Direction: Repeat the data that follows, word for word, without the images.

## begin Supplied entries

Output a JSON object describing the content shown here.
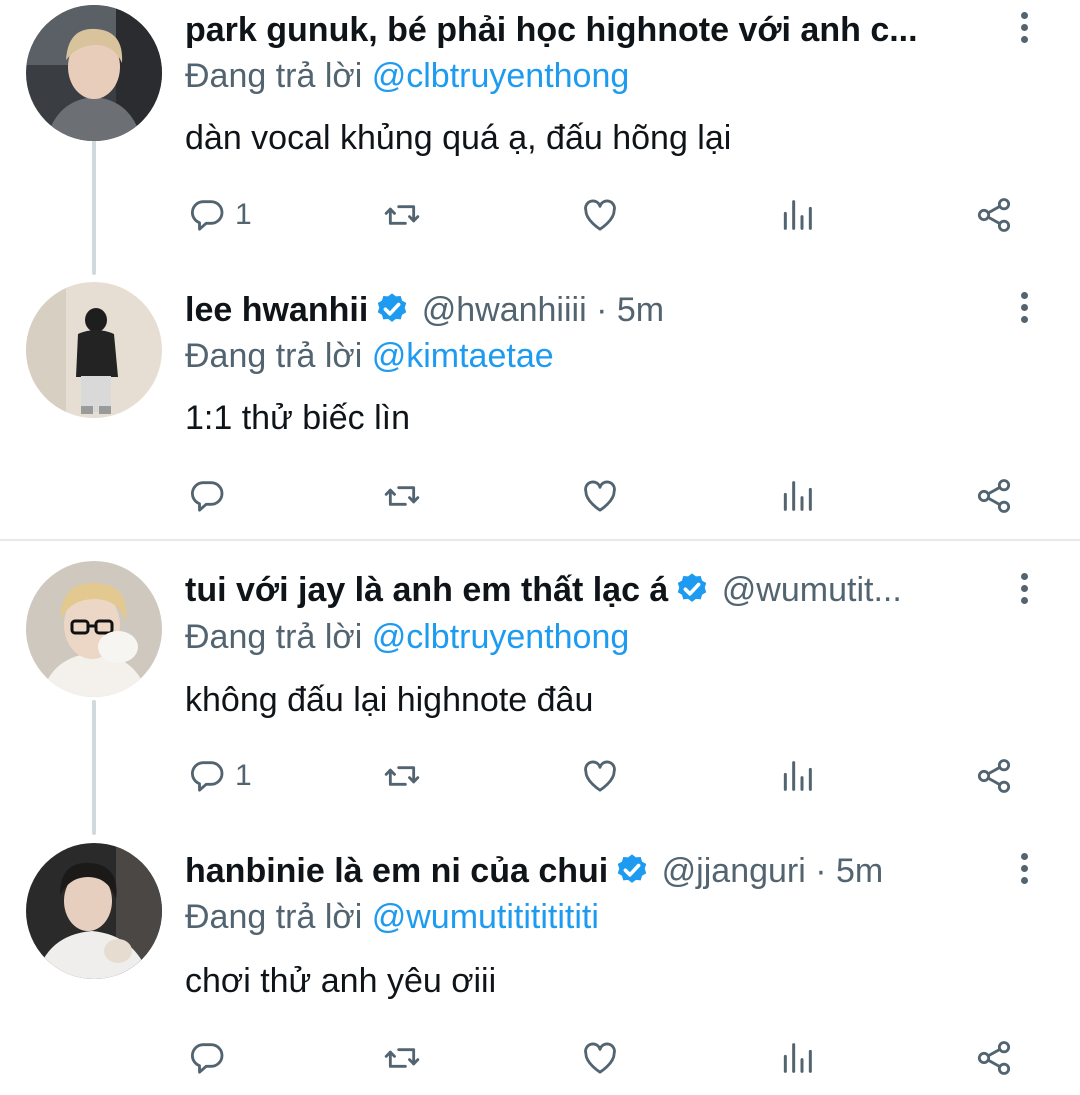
{
  "reply_prefix": "Đang trả lời",
  "tweets": [
    {
      "name": "park gunuk, bé phải học highnote với anh c...",
      "verified": false,
      "handle": "",
      "time": "",
      "replying_to": "@clbtruyenthong",
      "text": "dàn vocal khủng quá ạ, đấu hõng lại",
      "reply_count": "1"
    },
    {
      "name": "lee hwanhii",
      "verified": true,
      "handle": "@hwanhiiii",
      "time": " · 5m",
      "replying_to": "@kimtaetae",
      "text": "1:1 thử biếc lìn",
      "reply_count": ""
    },
    {
      "name": "tui với jay là anh em thất lạc á",
      "verified": true,
      "handle": "@wumutit...",
      "time": "",
      "replying_to": "@clbtruyenthong",
      "text": "không đấu lại highnote đâu",
      "reply_count": "1"
    },
    {
      "name": "hanbinie là em ni của chui",
      "verified": true,
      "handle": "@jjanguri",
      "time": " · 5m",
      "replying_to": "@wumutitititititi",
      "text": "chơi thử anh yêu ơiii",
      "reply_count": ""
    }
  ],
  "colors": {
    "accent": "#1d9bf0",
    "secondary_text": "#536471",
    "primary_text": "#0f1419",
    "thread_line": "#cfd9de"
  },
  "icons": [
    "reply-icon",
    "retweet-icon",
    "like-icon",
    "views-icon",
    "share-icon",
    "more-options-icon",
    "verified-badge-icon"
  ]
}
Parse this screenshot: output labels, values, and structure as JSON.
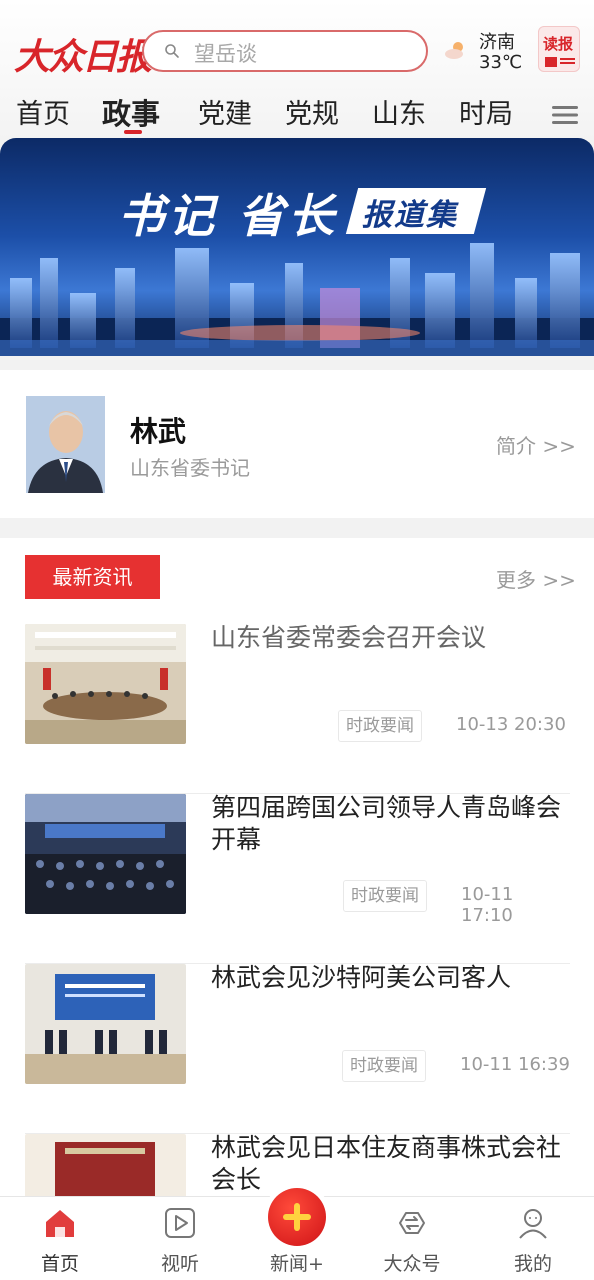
{
  "header": {
    "logo_text": "大众日报",
    "search_placeholder": "望岳谈",
    "city": "济南",
    "temperature": "33℃",
    "read_paper_label": "读报"
  },
  "tabs": [
    {
      "label": "首页",
      "active": false
    },
    {
      "label": "政事",
      "active": true
    },
    {
      "label": "党建",
      "active": false
    },
    {
      "label": "党规",
      "active": false
    },
    {
      "label": "山东",
      "active": false
    },
    {
      "label": "时局",
      "active": false
    }
  ],
  "banner": {
    "title": "书记 省长",
    "tag": "报道集"
  },
  "profile": {
    "name": "林武",
    "title": "山东省委书记",
    "intro_link": "简介 >>"
  },
  "news_section": {
    "label": "最新资讯",
    "more_link": "更多 >>",
    "items": [
      {
        "title": "山东省委常委会召开会议",
        "tag": "时政要闻",
        "time": "10-13 20:30",
        "read": true
      },
      {
        "title": "第四届跨国公司领导人青岛峰会开幕",
        "tag": "时政要闻",
        "time": "10-11 17:10",
        "read": false
      },
      {
        "title": "林武会见沙特阿美公司客人",
        "tag": "时政要闻",
        "time": "10-11 16:39",
        "read": false
      },
      {
        "title": "林武会见日本住友商事株式会社会长",
        "tag": "",
        "time": "",
        "read": false
      }
    ]
  },
  "bottom_nav": [
    {
      "label": "首页",
      "icon": "home-icon",
      "active": true
    },
    {
      "label": "视听",
      "icon": "video-icon",
      "active": false
    },
    {
      "label": "新闻+",
      "icon": "plus-icon",
      "active": false
    },
    {
      "label": "大众号",
      "icon": "exchange-icon",
      "active": false
    },
    {
      "label": "我的",
      "icon": "user-icon",
      "active": false
    }
  ],
  "colors": {
    "brand_red": "#d8252a",
    "section_red": "#e63131",
    "muted_text": "#9a9a9a"
  }
}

## end Supplied entries

Task result:
Output a JSON object describing the content shown here.
{
  "reply_prefix": "Đang trả lời",
  "tweets": [
    {
      "name": "park gunuk, bé phải học highnote với anh c...",
      "verified": false,
      "handle": "",
      "time": "",
      "replying_to": "@clbtruyenthong",
      "text": "dàn vocal khủng quá ạ, đấu hõng lại",
      "reply_count": "1"
    },
    {
      "name": "lee hwanhii",
      "verified": true,
      "handle": "@hwanhiiii",
      "time": " · 5m",
      "replying_to": "@kimtaetae",
      "text": "1:1 thử biếc lìn",
      "reply_count": ""
    },
    {
      "name": "tui với jay là anh em thất lạc á",
      "verified": true,
      "handle": "@wumutit...",
      "time": "",
      "replying_to": "@clbtruyenthong",
      "text": "không đấu lại highnote đâu",
      "reply_count": "1"
    },
    {
      "name": "hanbinie là em ni của chui",
      "verified": true,
      "handle": "@jjanguri",
      "time": " · 5m",
      "replying_to": "@wumutitititititi",
      "text": "chơi thử anh yêu ơiii",
      "reply_count": ""
    }
  ],
  "colors": {
    "accent": "#1d9bf0",
    "secondary_text": "#536471",
    "primary_text": "#0f1419",
    "thread_line": "#cfd9de"
  },
  "icons": [
    "reply-icon",
    "retweet-icon",
    "like-icon",
    "views-icon",
    "share-icon",
    "more-options-icon",
    "verified-badge-icon"
  ]
}
Parse this screenshot: output labels, values, and structure as JSON.
{
  "header": {
    "logo_text": "大众日报",
    "search_placeholder": "望岳谈",
    "city": "济南",
    "temperature": "33℃",
    "read_paper_label": "读报"
  },
  "tabs": [
    {
      "label": "首页",
      "active": false
    },
    {
      "label": "政事",
      "active": true
    },
    {
      "label": "党建",
      "active": false
    },
    {
      "label": "党规",
      "active": false
    },
    {
      "label": "山东",
      "active": false
    },
    {
      "label": "时局",
      "active": false
    }
  ],
  "banner": {
    "title": "书记 省长",
    "tag": "报道集"
  },
  "profile": {
    "name": "林武",
    "title": "山东省委书记",
    "intro_link": "简介 >>"
  },
  "news_section": {
    "label": "最新资讯",
    "more_link": "更多 >>",
    "items": [
      {
        "title": "山东省委常委会召开会议",
        "tag": "时政要闻",
        "time": "10-13 20:30",
        "read": true
      },
      {
        "title": "第四届跨国公司领导人青岛峰会开幕",
        "tag": "时政要闻",
        "time": "10-11 17:10",
        "read": false
      },
      {
        "title": "林武会见沙特阿美公司客人",
        "tag": "时政要闻",
        "time": "10-11 16:39",
        "read": false
      },
      {
        "title": "林武会见日本住友商事株式会社会长",
        "tag": "",
        "time": "",
        "read": false
      }
    ]
  },
  "bottom_nav": [
    {
      "label": "首页",
      "icon": "home-icon",
      "active": true
    },
    {
      "label": "视听",
      "icon": "video-icon",
      "active": false
    },
    {
      "label": "新闻+",
      "icon": "plus-icon",
      "active": false
    },
    {
      "label": "大众号",
      "icon": "exchange-icon",
      "active": false
    },
    {
      "label": "我的",
      "icon": "user-icon",
      "active": false
    }
  ],
  "colors": {
    "brand_red": "#d8252a",
    "section_red": "#e63131",
    "muted_text": "#9a9a9a"
  }
}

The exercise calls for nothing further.